WHAT THE TASK ASKS: Would you count the lines below that contain the string "your" and reply with that number only?

GIVEN RECORDS:
[Start of Attachment]
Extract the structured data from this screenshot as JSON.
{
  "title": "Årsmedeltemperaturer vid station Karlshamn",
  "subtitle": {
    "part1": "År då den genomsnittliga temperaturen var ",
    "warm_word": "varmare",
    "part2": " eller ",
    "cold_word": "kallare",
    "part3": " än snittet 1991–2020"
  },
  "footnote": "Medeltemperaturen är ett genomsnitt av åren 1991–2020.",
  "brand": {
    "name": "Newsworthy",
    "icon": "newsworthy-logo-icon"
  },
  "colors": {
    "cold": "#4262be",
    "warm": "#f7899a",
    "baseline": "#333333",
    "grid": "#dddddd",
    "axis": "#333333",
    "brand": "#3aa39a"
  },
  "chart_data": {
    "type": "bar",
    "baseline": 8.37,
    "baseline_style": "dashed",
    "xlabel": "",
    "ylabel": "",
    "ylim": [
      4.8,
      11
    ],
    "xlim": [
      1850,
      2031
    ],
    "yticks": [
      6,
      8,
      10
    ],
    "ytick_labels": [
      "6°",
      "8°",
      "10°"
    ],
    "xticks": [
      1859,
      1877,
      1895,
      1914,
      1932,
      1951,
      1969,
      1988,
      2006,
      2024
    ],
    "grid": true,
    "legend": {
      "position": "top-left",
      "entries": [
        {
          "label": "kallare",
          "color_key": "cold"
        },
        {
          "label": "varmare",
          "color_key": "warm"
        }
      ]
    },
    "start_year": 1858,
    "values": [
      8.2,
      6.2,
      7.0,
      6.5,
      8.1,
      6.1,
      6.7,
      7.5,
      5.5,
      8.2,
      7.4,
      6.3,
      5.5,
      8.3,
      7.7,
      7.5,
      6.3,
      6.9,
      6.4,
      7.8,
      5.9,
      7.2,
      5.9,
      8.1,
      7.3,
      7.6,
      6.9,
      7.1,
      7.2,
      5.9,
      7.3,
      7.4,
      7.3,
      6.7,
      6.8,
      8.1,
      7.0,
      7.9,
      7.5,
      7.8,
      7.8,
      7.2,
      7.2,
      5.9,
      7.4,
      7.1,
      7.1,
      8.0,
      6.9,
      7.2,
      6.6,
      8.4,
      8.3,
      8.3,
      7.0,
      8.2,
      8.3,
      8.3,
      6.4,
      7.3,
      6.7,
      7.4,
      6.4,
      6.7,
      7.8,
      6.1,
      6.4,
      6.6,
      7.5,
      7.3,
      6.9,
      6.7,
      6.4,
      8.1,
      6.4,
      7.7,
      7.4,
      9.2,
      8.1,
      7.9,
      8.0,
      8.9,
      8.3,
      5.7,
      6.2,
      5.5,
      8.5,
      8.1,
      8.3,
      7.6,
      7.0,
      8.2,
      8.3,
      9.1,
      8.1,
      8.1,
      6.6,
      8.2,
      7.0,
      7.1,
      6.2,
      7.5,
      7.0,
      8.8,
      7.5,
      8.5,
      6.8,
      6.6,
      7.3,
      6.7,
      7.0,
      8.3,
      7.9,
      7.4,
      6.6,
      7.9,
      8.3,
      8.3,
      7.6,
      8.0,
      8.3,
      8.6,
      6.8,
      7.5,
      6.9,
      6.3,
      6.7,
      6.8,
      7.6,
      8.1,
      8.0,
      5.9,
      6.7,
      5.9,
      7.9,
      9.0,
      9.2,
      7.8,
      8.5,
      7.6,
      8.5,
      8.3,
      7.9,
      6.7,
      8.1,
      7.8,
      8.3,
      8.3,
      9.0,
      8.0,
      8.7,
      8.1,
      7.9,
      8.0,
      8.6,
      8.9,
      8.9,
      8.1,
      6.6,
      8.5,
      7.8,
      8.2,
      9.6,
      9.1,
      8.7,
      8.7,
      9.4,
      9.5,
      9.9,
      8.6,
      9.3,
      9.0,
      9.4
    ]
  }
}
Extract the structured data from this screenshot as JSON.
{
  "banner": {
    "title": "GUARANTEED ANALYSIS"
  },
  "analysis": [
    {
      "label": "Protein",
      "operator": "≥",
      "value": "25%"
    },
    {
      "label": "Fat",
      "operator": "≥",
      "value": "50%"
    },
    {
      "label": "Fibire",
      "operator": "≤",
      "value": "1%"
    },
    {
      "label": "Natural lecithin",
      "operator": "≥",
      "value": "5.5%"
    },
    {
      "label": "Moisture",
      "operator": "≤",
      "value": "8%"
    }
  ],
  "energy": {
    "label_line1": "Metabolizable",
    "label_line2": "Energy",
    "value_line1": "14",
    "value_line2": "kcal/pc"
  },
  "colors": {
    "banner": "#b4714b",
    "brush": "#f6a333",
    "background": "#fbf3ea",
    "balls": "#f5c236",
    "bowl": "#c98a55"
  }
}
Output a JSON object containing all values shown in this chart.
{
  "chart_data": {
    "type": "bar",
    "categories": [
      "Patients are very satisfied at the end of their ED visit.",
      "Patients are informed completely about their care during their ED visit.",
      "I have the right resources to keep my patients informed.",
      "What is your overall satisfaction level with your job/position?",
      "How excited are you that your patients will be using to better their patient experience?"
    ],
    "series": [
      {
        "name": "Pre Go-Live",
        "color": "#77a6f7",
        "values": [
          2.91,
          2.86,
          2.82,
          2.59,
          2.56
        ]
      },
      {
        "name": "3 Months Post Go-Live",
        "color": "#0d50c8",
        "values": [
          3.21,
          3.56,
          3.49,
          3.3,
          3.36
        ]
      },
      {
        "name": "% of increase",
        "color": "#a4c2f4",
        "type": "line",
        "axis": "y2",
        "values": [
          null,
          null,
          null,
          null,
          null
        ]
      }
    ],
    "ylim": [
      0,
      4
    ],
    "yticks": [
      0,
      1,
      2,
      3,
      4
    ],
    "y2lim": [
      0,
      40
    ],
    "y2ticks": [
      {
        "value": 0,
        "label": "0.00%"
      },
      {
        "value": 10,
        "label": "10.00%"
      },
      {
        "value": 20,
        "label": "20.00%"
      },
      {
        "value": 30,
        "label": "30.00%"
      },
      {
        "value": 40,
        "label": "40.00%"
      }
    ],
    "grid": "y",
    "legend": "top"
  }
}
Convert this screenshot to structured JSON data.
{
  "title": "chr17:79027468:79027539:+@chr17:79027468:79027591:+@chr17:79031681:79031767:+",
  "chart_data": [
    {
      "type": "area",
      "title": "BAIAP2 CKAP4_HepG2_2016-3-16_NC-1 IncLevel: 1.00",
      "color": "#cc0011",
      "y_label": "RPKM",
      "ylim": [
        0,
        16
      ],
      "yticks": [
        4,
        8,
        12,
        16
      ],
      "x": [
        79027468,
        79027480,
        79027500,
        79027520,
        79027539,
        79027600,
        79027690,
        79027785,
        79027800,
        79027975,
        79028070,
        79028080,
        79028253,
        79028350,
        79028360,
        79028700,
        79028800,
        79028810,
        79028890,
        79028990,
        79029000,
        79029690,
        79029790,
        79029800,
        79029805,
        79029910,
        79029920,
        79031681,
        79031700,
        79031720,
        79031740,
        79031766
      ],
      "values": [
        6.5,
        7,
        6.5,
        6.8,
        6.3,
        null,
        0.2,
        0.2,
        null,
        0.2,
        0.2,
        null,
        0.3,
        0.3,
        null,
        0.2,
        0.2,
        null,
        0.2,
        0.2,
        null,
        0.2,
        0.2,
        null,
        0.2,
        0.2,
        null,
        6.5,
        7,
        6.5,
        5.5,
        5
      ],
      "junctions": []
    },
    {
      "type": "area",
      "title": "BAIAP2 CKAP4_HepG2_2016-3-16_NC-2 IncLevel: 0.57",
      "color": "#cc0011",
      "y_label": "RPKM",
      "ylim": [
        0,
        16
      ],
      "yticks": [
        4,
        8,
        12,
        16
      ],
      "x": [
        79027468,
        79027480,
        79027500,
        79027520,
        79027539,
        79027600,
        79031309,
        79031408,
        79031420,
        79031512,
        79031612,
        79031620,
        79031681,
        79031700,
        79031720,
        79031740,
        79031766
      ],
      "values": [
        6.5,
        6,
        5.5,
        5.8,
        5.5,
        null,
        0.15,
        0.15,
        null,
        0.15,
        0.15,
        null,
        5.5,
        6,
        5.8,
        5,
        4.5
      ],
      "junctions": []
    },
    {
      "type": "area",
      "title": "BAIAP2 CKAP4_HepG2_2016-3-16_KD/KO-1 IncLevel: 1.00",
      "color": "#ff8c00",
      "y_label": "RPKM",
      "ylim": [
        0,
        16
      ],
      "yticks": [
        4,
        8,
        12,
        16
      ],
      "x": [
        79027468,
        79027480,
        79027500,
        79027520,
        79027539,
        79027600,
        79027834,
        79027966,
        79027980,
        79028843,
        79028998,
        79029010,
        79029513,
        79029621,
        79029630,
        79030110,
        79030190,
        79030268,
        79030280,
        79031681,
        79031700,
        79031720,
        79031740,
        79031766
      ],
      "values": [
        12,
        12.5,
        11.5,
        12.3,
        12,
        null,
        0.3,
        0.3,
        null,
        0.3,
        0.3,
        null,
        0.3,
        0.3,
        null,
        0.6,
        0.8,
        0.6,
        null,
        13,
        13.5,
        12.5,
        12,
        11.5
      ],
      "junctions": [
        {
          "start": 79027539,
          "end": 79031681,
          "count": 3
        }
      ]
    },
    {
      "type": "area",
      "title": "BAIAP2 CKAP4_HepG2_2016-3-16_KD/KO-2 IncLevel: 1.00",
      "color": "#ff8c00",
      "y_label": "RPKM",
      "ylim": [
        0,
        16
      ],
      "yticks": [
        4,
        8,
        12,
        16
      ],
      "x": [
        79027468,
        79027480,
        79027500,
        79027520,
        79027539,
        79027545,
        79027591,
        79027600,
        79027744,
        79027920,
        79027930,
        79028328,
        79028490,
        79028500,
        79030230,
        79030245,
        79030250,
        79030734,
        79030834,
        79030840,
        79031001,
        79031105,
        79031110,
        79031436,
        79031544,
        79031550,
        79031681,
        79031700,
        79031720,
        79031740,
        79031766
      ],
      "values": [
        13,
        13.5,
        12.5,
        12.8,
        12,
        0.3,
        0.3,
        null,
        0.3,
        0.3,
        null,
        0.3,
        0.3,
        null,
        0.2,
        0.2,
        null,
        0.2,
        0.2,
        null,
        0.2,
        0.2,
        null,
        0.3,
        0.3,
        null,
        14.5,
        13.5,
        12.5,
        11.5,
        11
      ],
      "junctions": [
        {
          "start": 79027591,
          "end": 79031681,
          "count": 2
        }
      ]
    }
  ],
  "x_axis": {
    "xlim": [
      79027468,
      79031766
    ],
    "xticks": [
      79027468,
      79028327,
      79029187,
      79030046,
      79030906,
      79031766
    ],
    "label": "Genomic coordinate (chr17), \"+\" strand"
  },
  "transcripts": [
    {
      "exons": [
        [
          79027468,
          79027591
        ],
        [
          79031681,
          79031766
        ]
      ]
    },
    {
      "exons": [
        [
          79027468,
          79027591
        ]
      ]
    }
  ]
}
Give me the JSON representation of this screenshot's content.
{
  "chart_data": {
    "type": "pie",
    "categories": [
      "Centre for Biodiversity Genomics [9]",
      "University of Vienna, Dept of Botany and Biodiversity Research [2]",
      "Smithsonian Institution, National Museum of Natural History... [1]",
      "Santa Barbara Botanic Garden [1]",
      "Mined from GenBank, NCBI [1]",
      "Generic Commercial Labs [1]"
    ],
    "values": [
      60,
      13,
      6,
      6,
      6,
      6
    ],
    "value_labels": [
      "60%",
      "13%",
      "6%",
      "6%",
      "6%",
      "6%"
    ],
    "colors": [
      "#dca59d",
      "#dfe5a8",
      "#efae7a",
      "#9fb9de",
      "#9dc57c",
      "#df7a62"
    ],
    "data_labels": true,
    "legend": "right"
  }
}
[End of Attachment]
PROBLEM SOLUTION: 2